---- LISTING

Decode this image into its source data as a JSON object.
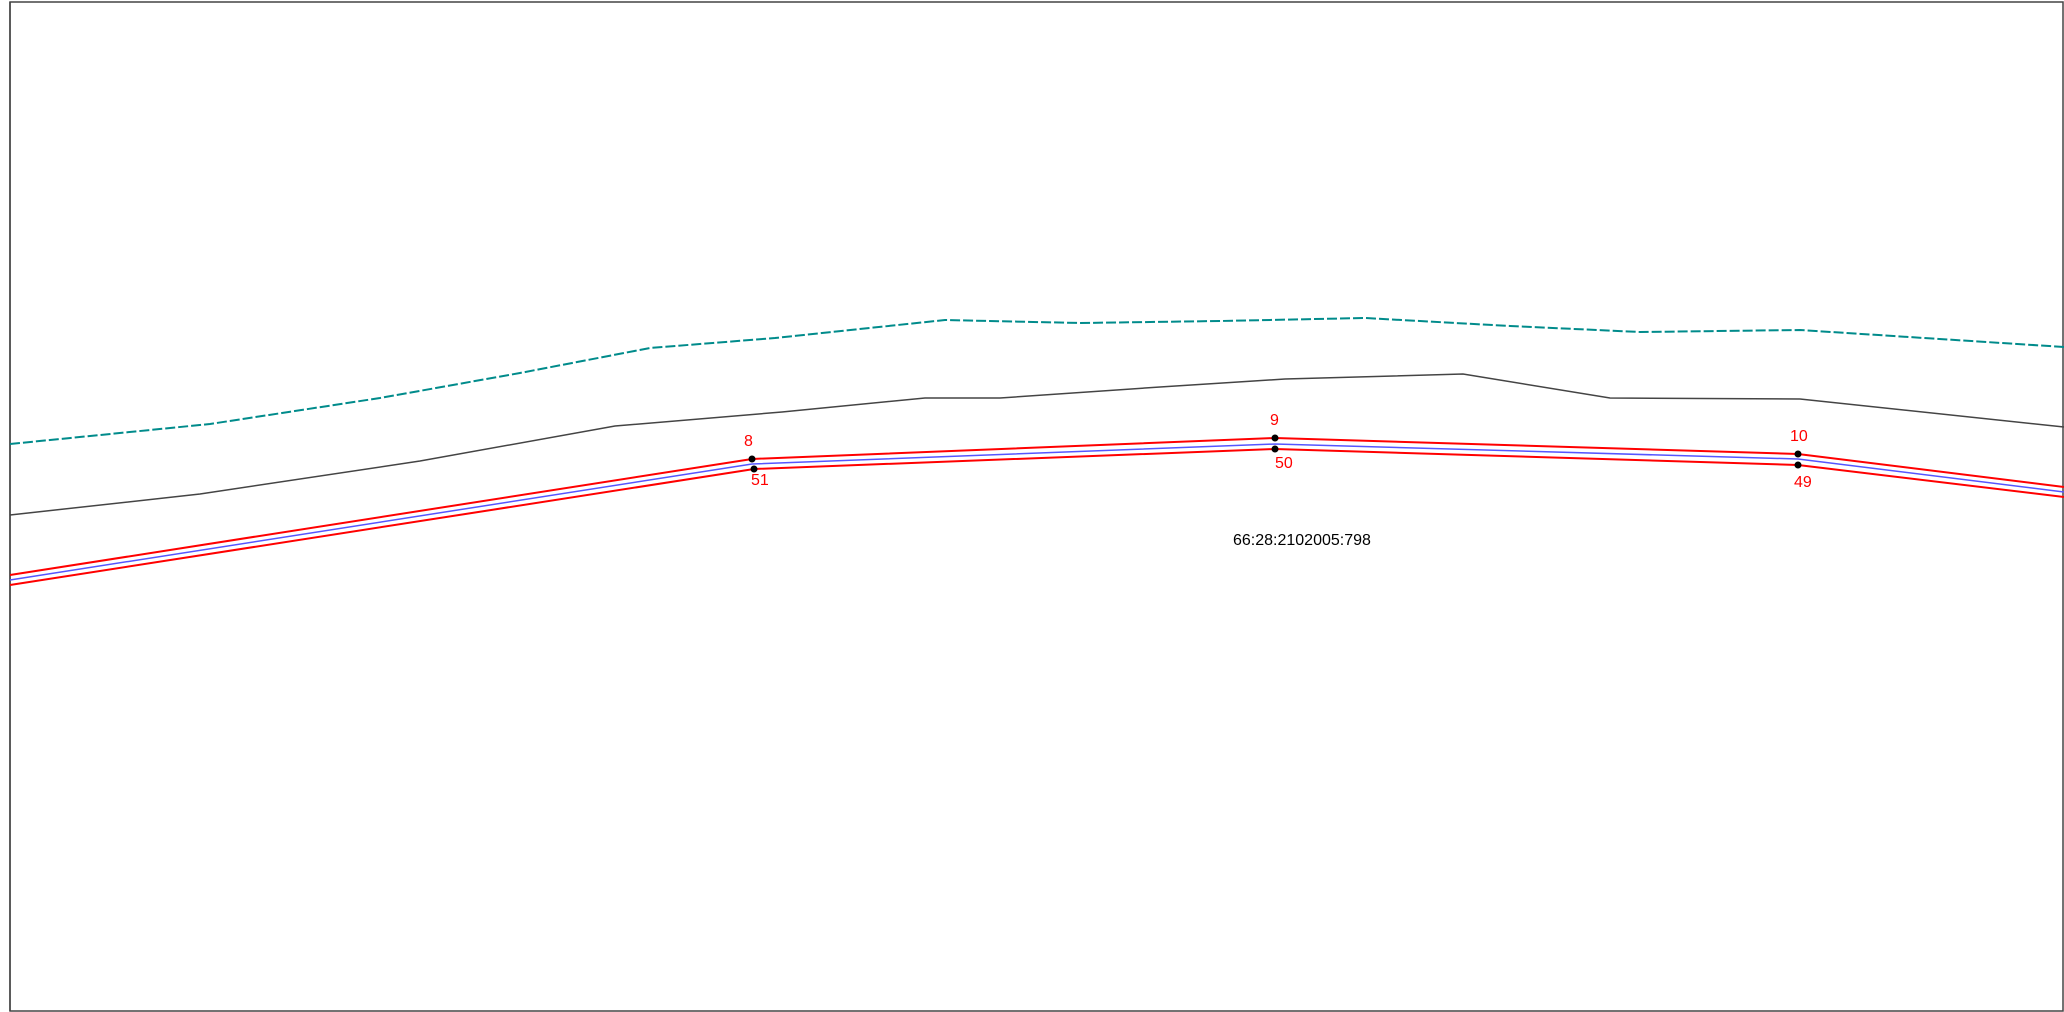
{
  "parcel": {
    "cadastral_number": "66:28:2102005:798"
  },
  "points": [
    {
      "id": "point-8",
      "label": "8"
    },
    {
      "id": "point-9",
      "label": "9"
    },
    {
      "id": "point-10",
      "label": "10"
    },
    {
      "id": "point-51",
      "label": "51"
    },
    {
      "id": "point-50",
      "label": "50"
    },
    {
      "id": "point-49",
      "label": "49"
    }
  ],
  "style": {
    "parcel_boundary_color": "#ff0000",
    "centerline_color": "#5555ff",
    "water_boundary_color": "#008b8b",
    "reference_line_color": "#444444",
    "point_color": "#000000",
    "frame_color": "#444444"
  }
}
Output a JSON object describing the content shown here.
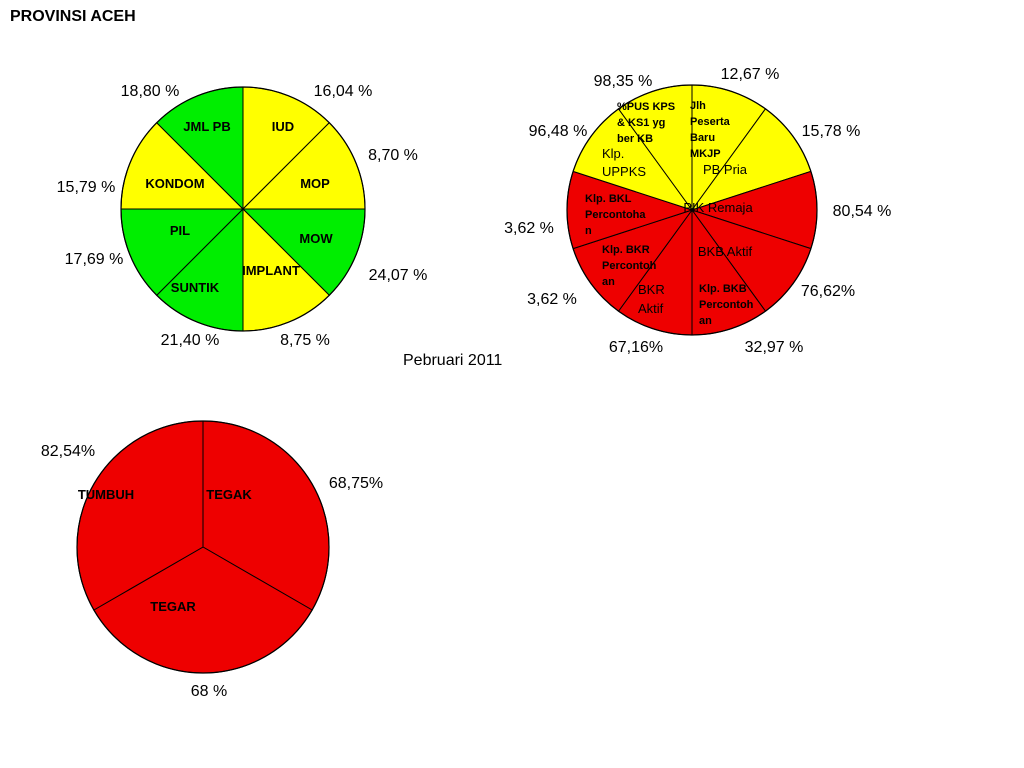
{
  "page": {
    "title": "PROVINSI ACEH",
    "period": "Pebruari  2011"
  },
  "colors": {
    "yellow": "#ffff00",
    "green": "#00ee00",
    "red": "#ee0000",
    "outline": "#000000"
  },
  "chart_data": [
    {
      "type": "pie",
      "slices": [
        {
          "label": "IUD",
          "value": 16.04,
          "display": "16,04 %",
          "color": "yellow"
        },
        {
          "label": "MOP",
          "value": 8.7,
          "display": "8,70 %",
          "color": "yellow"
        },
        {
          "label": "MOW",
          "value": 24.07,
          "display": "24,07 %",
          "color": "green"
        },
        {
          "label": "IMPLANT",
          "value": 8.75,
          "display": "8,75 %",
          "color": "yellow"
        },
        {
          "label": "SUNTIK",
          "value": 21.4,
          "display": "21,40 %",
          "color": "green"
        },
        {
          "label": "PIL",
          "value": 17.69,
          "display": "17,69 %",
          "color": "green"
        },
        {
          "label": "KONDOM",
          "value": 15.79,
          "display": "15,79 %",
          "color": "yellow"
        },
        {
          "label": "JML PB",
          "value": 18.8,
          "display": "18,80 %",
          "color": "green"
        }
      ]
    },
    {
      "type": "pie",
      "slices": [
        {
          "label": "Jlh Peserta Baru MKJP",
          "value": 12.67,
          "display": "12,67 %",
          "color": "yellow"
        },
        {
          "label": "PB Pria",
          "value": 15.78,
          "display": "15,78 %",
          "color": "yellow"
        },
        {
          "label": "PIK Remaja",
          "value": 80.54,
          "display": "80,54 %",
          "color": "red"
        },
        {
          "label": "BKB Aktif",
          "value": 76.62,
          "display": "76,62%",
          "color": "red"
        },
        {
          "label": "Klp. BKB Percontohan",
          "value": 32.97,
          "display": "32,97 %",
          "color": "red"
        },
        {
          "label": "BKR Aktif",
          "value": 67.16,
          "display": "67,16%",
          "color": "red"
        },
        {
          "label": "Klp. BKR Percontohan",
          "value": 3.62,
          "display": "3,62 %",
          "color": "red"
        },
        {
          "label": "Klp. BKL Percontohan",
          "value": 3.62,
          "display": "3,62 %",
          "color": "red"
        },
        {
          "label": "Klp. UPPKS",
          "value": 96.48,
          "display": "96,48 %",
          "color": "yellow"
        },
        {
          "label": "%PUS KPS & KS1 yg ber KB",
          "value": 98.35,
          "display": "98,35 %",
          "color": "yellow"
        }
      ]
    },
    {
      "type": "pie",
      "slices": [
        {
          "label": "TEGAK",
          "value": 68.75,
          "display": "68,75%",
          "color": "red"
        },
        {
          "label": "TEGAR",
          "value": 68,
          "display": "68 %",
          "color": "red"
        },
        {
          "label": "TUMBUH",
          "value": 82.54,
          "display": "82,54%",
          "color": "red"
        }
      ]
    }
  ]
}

--------

# [OBJECTIVE]
Which lines of the data above contain "Percontohan"? Copy each one.

# [SOLUTION FOR THIS EXERCISE]
          "label": "Klp. BKB Percontohan",
          "label": "Klp. BKR Percontohan",
          "label": "Klp. BKL Percontohan",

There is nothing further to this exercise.